REQUIRED WORK:
Reproduce all entries word for word.

INPUT ROWS:
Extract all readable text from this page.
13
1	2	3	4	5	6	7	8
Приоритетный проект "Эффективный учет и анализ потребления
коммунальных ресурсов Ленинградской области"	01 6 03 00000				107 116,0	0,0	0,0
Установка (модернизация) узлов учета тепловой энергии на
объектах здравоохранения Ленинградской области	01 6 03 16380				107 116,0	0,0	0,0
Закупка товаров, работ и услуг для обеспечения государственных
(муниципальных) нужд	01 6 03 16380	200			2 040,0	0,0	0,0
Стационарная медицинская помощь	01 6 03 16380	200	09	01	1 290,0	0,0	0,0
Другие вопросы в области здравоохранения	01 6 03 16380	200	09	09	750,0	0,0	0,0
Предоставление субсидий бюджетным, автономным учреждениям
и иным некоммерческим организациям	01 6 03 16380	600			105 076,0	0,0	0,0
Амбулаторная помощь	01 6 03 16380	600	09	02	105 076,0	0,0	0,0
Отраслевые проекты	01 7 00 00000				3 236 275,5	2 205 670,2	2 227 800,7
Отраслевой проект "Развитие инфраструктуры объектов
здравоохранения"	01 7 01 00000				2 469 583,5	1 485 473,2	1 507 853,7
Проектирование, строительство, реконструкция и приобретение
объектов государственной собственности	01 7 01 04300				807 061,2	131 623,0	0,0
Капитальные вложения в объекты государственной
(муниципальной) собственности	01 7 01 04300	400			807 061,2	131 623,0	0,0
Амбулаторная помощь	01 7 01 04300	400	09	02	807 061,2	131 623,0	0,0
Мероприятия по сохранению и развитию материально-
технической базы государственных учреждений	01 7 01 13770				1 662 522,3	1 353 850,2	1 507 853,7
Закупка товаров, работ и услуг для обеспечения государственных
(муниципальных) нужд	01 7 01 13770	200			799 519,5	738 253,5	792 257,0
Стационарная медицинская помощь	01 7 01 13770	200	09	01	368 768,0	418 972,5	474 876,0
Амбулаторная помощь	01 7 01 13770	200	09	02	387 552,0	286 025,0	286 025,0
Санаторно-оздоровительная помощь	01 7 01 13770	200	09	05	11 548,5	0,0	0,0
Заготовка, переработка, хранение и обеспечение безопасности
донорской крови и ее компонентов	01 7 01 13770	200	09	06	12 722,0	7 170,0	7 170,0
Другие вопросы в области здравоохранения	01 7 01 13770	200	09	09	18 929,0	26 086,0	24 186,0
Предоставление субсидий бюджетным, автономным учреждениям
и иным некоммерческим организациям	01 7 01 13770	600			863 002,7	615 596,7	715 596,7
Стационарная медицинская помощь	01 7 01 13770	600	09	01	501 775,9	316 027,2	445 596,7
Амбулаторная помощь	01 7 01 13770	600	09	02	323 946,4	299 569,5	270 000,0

EXERCISE OUTPUT:
Extract all readable text from this page.
13
1	2	3	4	5	6	7	8
Приоритетный проект "Эффективный учет и анализ потребления
коммунальных ресурсов Ленинградской области"	01 6 03 00000				107 116,0	0,0	0,0
Установка (модернизация) узлов учета тепловой энергии на
объектах здравоохранения Ленинградской области	01 6 03 16380				107 116,0	0,0	0,0
Закупка товаров, работ и услуг для обеспечения государственных
(муниципальных) нужд	01 6 03 16380	200			2 040,0	0,0	0,0
Стационарная медицинская помощь	01 6 03 16380	200	09	01	1 290,0	0,0	0,0
Другие вопросы в области здравоохранения	01 6 03 16380	200	09	09	750,0	0,0	0,0
Предоставление субсидий бюджетным, автономным учреждениям
и иным некоммерческим организациям	01 6 03 16380	600			105 076,0	0,0	0,0
Амбулаторная помощь	01 6 03 16380	600	09	02	105 076,0	0,0	0,0
Отраслевые проекты	01 7 00 00000				3 236 275,5	2 205 670,2	2 227 800,7
Отраслевой проект "Развитие инфраструктуры объектов
здравоохранения"	01 7 01 00000				2 469 583,5	1 485 473,2	1 507 853,7
Проектирование, строительство, реконструкция и приобретение
объектов государственной собственности	01 7 01 04300				807 061,2	131 623,0	0,0
Капитальные вложения в объекты государственной
(муниципальной) собственности	01 7 01 04300	400			807 061,2	131 623,0	0,0
Амбулаторная помощь	01 7 01 04300	400	09	02	807 061,2	131 623,0	0,0
Мероприятия по сохранению и развитию материально-
технической базы государственных учреждений	01 7 01 13770				1 662 522,3	1 353 850,2	1 507 853,7
Закупка товаров, работ и услуг для обеспечения государственных
(муниципальных) нужд	01 7 01 13770	200			799 519,5	738 253,5	792 257,0
Стационарная медицинская помощь	01 7 01 13770	200	09	01	368 768,0	418 972,5	474 876,0
Амбулаторная помощь	01 7 01 13770	200	09	02	387 552,0	286 025,0	286 025,0
Санаторно-оздоровительная помощь	01 7 01 13770	200	09	05	11 548,5	0,0	0,0
Заготовка, переработка, хранение и обеспечение безопасности
донорской крови и ее компонентов	01 7 01 13770	200	09	06	12 722,0	7 170,0	7 170,0
Другие вопросы в области здравоохранения	01 7 01 13770	200	09	09	18 929,0	26 086,0	24 186,0
Предоставление субсидий бюджетным, автономным учреждениям
и иным некоммерческим организациям	01 7 01 13770	600			863 002,7	615 596,7	715 596,7
Стационарная медицинская помощь	01 7 01 13770	600	09	01	501 775,9	316 027,2	445 596,7
Амбулаторная помощь	01 7 01 13770	600	09	02	323 946,4	299 569,5	270 000,0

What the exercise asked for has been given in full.